─── SUPPLIED DATA

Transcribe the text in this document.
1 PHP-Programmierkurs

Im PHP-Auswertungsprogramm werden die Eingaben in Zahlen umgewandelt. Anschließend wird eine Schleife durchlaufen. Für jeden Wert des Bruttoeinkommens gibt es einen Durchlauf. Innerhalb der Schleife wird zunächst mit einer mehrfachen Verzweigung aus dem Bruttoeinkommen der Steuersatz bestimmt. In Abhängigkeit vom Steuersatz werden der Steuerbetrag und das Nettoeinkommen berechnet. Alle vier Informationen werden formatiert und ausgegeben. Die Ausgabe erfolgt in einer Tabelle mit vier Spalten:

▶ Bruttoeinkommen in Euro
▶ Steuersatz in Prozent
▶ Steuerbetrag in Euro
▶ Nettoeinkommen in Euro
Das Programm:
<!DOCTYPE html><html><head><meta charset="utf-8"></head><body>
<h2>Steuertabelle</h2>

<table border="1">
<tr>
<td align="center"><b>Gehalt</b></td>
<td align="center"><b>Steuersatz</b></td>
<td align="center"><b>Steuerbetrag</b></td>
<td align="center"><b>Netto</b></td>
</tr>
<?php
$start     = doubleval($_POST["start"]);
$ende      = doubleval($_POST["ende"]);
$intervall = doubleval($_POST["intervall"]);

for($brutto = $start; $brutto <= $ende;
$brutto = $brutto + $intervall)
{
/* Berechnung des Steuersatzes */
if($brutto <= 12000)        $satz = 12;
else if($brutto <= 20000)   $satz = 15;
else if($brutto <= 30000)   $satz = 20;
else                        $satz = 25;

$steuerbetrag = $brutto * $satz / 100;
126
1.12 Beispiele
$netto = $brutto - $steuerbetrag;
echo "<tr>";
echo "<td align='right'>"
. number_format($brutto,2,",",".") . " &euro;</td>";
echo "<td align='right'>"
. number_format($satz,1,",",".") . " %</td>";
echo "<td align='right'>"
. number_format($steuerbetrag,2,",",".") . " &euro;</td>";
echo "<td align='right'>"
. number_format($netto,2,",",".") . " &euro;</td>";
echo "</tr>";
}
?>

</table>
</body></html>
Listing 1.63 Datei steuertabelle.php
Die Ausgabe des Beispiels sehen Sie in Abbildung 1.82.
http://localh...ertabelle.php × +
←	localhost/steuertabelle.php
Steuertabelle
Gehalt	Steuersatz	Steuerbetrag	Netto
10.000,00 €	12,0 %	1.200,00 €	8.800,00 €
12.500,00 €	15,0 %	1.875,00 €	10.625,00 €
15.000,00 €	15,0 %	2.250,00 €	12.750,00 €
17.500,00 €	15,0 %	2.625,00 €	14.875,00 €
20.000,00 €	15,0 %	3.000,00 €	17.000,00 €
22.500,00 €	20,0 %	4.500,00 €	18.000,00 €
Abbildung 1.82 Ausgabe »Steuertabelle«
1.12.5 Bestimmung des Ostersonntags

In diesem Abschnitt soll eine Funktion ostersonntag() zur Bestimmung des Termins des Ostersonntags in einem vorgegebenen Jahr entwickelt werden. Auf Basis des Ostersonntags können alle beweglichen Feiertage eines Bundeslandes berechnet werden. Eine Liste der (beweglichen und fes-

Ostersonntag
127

──────

**EXERCISE GOAL:** Quote all the records exactly, please, leaving none out.

**THE COMPLETED TASK:**
Transcribe the text in this document.
1 PHP-Programmierkurs

Im PHP-Auswertungsprogramm werden die Eingaben in Zahlen umgewandelt. Anschließend wird eine Schleife durchlaufen. Für jeden Wert des Bruttoeinkommens gibt es einen Durchlauf. Innerhalb der Schleife wird zunächst mit einer mehrfachen Verzweigung aus dem Bruttoeinkommen der Steuersatz bestimmt. In Abhängigkeit vom Steuersatz werden der Steuerbetrag und das Nettoeinkommen berechnet. Alle vier Informationen werden formatiert und ausgegeben. Die Ausgabe erfolgt in einer Tabelle mit vier Spalten:

▶ Bruttoeinkommen in Euro
▶ Steuersatz in Prozent
▶ Steuerbetrag in Euro
▶ Nettoeinkommen in Euro
Das Programm:
<!DOCTYPE html><html><head><meta charset="utf-8"></head><body>
<h2>Steuertabelle</h2>

<table border="1">
<tr>
<td align="center"><b>Gehalt</b></td>
<td align="center"><b>Steuersatz</b></td>
<td align="center"><b>Steuerbetrag</b></td>
<td align="center"><b>Netto</b></td>
</tr>
<?php
$start     = doubleval($_POST["start"]);
$ende      = doubleval($_POST["ende"]);
$intervall = doubleval($_POST["intervall"]);

for($brutto = $start; $brutto <= $ende;
$brutto = $brutto + $intervall)
{
/* Berechnung des Steuersatzes */
if($brutto <= 12000)        $satz = 12;
else if($brutto <= 20000)   $satz = 15;
else if($brutto <= 30000)   $satz = 20;
else                        $satz = 25;

$steuerbetrag = $brutto * $satz / 100;
126
1.12 Beispiele
$netto = $brutto - $steuerbetrag;
echo "<tr>";
echo "<td align='right'>"
. number_format($brutto,2,",",".") . " &euro;</td>";
echo "<td align='right'>"
. number_format($satz,1,",",".") . " %</td>";
echo "<td align='right'>"
. number_format($steuerbetrag,2,",",".") . " &euro;</td>";
echo "<td align='right'>"
. number_format($netto,2,",",".") . " &euro;</td>";
echo "</tr>";
}
?>

</table>
</body></html>
Listing 1.63 Datei steuertabelle.php
Die Ausgabe des Beispiels sehen Sie in Abbildung 1.82.
http://localh...ertabelle.php × +
←	localhost/steuertabelle.php
Steuertabelle
Gehalt	Steuersatz	Steuerbetrag	Netto
10.000,00 €	12,0 %	1.200,00 €	8.800,00 €
12.500,00 €	15,0 %	1.875,00 €	10.625,00 €
15.000,00 €	15,0 %	2.250,00 €	12.750,00 €
17.500,00 €	15,0 %	2.625,00 €	14.875,00 €
20.000,00 €	15,0 %	3.000,00 €	17.000,00 €
22.500,00 €	20,0 %	4.500,00 €	18.000,00 €
Abbildung 1.82 Ausgabe »Steuertabelle«
1.12.5 Bestimmung des Ostersonntags

In diesem Abschnitt soll eine Funktion ostersonntag() zur Bestimmung des Termins des Ostersonntags in einem vorgegebenen Jahr entwickelt werden. Auf Basis des Ostersonntags können alle beweglichen Feiertage eines Bundeslandes berechnet werden. Eine Liste der (beweglichen und fes-

Ostersonntag
127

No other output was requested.